• _Instructions to follow_
Please rewrite every line of the material below as a JSON list of strings, one string per line, leaving out blank lines.

• _Excerpted data_
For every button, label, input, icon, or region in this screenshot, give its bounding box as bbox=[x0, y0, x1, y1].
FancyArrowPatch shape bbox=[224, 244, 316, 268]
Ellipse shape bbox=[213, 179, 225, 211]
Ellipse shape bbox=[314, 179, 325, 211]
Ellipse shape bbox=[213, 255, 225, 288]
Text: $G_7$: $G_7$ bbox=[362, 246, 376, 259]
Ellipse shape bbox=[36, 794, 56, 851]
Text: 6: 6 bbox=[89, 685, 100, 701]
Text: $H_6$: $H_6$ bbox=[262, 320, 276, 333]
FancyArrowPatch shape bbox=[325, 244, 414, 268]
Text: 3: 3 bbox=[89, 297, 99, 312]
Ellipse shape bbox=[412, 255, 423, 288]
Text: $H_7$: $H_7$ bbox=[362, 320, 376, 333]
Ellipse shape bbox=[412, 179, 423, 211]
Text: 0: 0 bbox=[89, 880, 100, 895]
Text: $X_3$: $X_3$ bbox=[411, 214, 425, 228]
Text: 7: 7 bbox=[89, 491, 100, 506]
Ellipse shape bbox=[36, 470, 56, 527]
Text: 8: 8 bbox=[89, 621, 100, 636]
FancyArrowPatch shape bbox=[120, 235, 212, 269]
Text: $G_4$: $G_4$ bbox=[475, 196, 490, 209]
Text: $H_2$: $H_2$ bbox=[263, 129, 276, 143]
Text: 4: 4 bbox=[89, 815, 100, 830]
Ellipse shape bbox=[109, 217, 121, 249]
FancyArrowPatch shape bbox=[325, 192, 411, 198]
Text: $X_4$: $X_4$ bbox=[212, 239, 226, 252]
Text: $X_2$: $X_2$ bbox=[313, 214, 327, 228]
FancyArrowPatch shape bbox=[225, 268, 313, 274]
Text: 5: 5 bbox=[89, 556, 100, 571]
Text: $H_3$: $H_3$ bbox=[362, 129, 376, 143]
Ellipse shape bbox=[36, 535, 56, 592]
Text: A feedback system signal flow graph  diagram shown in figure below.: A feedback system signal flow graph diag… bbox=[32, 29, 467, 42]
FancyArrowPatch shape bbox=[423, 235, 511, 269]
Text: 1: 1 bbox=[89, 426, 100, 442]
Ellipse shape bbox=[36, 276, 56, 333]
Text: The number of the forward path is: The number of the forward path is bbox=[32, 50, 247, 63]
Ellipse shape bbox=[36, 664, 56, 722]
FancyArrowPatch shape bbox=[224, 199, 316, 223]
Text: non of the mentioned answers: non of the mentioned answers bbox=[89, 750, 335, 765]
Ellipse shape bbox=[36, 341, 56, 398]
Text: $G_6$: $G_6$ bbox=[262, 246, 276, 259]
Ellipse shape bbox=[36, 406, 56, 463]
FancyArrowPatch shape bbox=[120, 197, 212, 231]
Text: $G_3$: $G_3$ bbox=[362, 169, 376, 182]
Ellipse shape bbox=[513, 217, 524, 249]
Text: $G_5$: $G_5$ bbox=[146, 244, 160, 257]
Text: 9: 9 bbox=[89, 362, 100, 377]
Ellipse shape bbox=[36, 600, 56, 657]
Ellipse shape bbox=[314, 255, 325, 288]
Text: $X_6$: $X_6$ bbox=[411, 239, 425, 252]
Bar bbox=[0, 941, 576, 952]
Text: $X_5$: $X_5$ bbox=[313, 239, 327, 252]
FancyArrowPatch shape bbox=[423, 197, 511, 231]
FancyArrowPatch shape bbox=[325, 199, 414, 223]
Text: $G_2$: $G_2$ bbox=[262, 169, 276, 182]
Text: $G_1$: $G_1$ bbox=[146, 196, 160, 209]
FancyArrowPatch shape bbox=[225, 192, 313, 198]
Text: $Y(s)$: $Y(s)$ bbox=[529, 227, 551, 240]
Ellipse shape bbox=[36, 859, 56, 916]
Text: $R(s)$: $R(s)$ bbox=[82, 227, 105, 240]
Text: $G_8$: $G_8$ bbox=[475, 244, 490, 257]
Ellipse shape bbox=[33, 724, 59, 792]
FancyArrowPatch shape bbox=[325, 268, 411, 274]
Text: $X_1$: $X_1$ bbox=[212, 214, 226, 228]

• _Completed exercise_
[
  "For every button, label, input, icon, or region in this screenshot, give its bounding box as bbox=[x0, y0, x1, y1].",
  "FancyArrowPatch shape bbox=[224, 244, 316, 268]",
  "Ellipse shape bbox=[213, 179, 225, 211]",
  "Ellipse shape bbox=[314, 179, 325, 211]",
  "Ellipse shape bbox=[213, 255, 225, 288]",
  "Text: $G_7$: $G_7$ bbox=[362, 246, 376, 259]",
  "Ellipse shape bbox=[36, 794, 56, 851]",
  "Text: 6: 6 bbox=[89, 685, 100, 701]",
  "Text: $H_6$: $H_6$ bbox=[262, 320, 276, 333]",
  "FancyArrowPatch shape bbox=[325, 244, 414, 268]",
  "Text: 3: 3 bbox=[89, 297, 99, 312]",
  "Ellipse shape bbox=[412, 255, 423, 288]",
  "Text: $H_7$: $H_7$ bbox=[362, 320, 376, 333]",
  "Ellipse shape bbox=[412, 179, 423, 211]",
  "Text: 0: 0 bbox=[89, 880, 100, 895]",
  "Text: $X_3$: $X_3$ bbox=[411, 214, 425, 228]",
  "Text: 7: 7 bbox=[89, 491, 100, 506]",
  "Ellipse shape bbox=[36, 470, 56, 527]",
  "Text: 8: 8 bbox=[89, 621, 100, 636]",
  "FancyArrowPatch shape bbox=[120, 235, 212, 269]",
  "Text: $G_4$: $G_4$ bbox=[475, 196, 490, 209]",
  "Text: $H_2$: $H_2$ bbox=[263, 129, 276, 143]",
  "Text: 4: 4 bbox=[89, 815, 100, 830]",
  "Ellipse shape bbox=[109, 217, 121, 249]",
  "FancyArrowPatch shape bbox=[325, 192, 411, 198]",
  "Text: $X_4$: $X_4$ bbox=[212, 239, 226, 252]",
  "Text: $X_2$: $X_2$ bbox=[313, 214, 327, 228]",
  "FancyArrowPatch shape bbox=[225, 268, 313, 274]",
  "Text: 5: 5 bbox=[89, 556, 100, 571]",
  "Text: $H_3$: $H_3$ bbox=[362, 129, 376, 143]",
  "Ellipse shape bbox=[36, 535, 56, 592]",
  "Text: A feedback system signal flow graph  diagram shown in figure below.: A feedback system signal flow graph diag… bbox=[32, 29, 467, 42]",
  "FancyArrowPatch shape bbox=[423, 235, 511, 269]",
  "Text: 1: 1 bbox=[89, 426, 100, 442]",
  "Ellipse shape bbox=[36, 276, 56, 333]",
  "Text: The number of the forward path is: The number of the forward path is bbox=[32, 50, 247, 63]",
  "Ellipse shape bbox=[36, 664, 56, 722]",
  "FancyArrowPatch shape bbox=[224, 199, 316, 223]",
  "Text: non of the mentioned answers: non of the mentioned answers bbox=[89, 750, 335, 765]",
  "Ellipse shape bbox=[36, 341, 56, 398]",
  "Text: $G_6$: $G_6$ bbox=[262, 246, 276, 259]",
  "Ellipse shape bbox=[36, 406, 56, 463]",
  "FancyArrowPatch shape bbox=[120, 197, 212, 231]",
  "Text: $G_3$: $G_3$ bbox=[362, 169, 376, 182]",
  "Ellipse shape bbox=[513, 217, 524, 249]",
  "Text: $G_5$: $G_5$ bbox=[146, 244, 160, 257]",
  "Text: 9: 9 bbox=[89, 362, 100, 377]",
  "Ellipse shape bbox=[36, 600, 56, 657]",
  "Ellipse shape bbox=[314, 255, 325, 288]",
  "Text: $X_6$: $X_6$ bbox=[411, 239, 425, 252]",
  "Bar bbox=[0, 941, 576, 952]",
  "Text: $X_5$: $X_5$ bbox=[313, 239, 327, 252]",
  "FancyArrowPatch shape bbox=[423, 197, 511, 231]",
  "FancyArrowPatch shape bbox=[325, 199, 414, 223]",
  "Text: $G_2$: $G_2$ bbox=[262, 169, 276, 182]",
  "Text: $G_1$: $G_1$ bbox=[146, 196, 160, 209]",
  "FancyArrowPatch shape bbox=[225, 192, 313, 198]",
  "Text: $Y(s)$: $Y(s)$ bbox=[529, 227, 551, 240]",
  "Ellipse shape bbox=[36, 859, 56, 916]",
  "Text: $R(s)$: $R(s)$ bbox=[82, 227, 105, 240]",
  "Text: $G_8$: $G_8$ bbox=[475, 244, 490, 257]",
  "Ellipse shape bbox=[33, 724, 59, 792]",
  "FancyArrowPatch shape bbox=[325, 268, 411, 274]",
  "Text: $X_1$: $X_1$ bbox=[212, 214, 226, 228]"
]